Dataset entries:
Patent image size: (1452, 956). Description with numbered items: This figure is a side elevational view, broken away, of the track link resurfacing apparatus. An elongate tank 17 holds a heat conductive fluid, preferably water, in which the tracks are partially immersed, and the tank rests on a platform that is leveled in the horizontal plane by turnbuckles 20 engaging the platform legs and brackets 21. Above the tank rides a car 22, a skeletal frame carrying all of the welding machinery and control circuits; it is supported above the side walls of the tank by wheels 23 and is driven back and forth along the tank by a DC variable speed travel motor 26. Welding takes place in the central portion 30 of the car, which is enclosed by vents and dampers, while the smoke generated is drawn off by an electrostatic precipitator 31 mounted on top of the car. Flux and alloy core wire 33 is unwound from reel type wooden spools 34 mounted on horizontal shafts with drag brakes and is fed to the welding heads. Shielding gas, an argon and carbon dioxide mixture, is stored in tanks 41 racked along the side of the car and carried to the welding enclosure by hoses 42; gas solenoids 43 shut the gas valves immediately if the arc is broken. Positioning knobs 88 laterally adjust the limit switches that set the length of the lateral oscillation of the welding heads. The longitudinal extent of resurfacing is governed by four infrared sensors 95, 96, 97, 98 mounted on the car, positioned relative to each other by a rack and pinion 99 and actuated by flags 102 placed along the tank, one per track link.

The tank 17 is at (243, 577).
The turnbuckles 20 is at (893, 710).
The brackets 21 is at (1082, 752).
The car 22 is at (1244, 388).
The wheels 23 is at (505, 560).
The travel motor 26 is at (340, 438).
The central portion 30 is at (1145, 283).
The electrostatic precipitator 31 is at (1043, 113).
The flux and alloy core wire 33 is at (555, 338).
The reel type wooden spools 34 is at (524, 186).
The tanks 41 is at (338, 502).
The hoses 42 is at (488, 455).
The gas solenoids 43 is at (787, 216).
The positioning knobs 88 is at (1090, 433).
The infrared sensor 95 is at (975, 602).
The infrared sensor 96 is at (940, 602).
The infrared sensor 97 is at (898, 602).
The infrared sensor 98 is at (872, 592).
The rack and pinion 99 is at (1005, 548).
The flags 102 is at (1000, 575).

### GIVEN INSTRUCTION
Copy the data above word for word, from its first line through the line containing "The infrared sensor 96 is at (940, 602).", including both of those lines.

### TASK ANSWER
Patent image size: (1452, 956). Description with numbered items: This figure is a side elevational view, broken away, of the track link resurfacing apparatus. An elongate tank 17 holds a heat conductive fluid, preferably water, in which the tracks are partially immersed, and the tank rests on a platform that is leveled in the horizontal plane by turnbuckles 20 engaging the platform legs and brackets 21. Above the tank rides a car 22, a skeletal frame carrying all of the welding machinery and control circuits; it is supported above the side walls of the tank by wheels 23 and is driven back and forth along the tank by a DC variable speed travel motor 26. Welding takes place in the central portion 30 of the car, which is enclosed by vents and dampers, while the smoke generated is drawn off by an electrostatic precipitator 31 mounted on top of the car. Flux and alloy core wire 33 is unwound from reel type wooden spools 34 mounted on horizontal shafts with drag brakes and is fed to the welding heads. Shielding gas, an argon and carbon dioxide mixture, is stored in tanks 41 racked along the side of the car and carried to the welding enclosure by hoses 42; gas solenoids 43 shut the gas valves immediately if the arc is broken. Positioning knobs 88 laterally adjust the limit switches that set the length of the lateral oscillation of the welding heads. The longitudinal extent of resurfacing is governed by four infrared sensors 95, 96, 97, 98 mounted on the car, positioned relative to each other by a rack and pinion 99 and actuated by flags 102 placed along the tank, one per track link.

The tank 17 is at (243, 577).
The turnbuckles 20 is at (893, 710).
The brackets 21 is at (1082, 752).
The car 22 is at (1244, 388).
The wheels 23 is at (505, 560).
The travel motor 26 is at (340, 438).
The central portion 30 is at (1145, 283).
The electrostatic precipitator 31 is at (1043, 113).
The flux and alloy core wire 33 is at (555, 338).
The reel type wooden spools 34 is at (524, 186).
The tanks 41 is at (338, 502).
The hoses 42 is at (488, 455).
The gas solenoids 43 is at (787, 216).
The positioning knobs 88 is at (1090, 433).
The infrared sensor 95 is at (975, 602).
The infrared sensor 96 is at (940, 602).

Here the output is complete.